>>>>
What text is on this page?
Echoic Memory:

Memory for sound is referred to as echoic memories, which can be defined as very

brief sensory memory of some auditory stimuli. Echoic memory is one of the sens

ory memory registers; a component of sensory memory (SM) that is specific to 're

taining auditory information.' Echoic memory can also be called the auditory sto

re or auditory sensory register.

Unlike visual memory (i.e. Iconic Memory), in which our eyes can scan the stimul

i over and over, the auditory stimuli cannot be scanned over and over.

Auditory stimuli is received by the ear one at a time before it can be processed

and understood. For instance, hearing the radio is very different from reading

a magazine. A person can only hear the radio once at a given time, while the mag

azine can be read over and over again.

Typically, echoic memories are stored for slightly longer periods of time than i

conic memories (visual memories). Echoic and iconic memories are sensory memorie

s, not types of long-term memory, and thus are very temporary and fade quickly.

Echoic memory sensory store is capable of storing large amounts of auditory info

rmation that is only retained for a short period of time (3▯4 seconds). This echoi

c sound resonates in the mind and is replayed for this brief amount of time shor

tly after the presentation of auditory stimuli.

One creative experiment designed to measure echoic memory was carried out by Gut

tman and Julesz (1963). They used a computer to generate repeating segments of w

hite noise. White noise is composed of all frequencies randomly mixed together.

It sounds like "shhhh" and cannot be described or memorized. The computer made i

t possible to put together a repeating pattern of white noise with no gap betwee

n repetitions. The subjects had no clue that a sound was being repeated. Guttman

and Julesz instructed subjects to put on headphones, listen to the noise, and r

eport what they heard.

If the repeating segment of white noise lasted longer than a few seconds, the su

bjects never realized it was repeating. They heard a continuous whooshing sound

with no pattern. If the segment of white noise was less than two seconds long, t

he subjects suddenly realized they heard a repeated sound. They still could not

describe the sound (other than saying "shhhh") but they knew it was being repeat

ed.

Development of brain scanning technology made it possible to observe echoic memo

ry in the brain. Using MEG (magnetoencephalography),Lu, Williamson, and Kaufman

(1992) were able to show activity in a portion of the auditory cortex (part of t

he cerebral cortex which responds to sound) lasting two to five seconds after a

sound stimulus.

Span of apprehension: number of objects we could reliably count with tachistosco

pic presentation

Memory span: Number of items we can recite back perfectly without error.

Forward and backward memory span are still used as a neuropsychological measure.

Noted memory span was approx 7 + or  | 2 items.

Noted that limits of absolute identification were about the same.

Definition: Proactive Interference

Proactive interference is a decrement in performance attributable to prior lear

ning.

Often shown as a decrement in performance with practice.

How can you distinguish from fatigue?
<<<<
Written request
From the listing above, pick out each line where the word "brief" appears.

The solution
brief sensory memory of some auditory stimuli. Echoic memory is one of the sens
c sound resonates in the mind and is replayed for this brief amount of time shor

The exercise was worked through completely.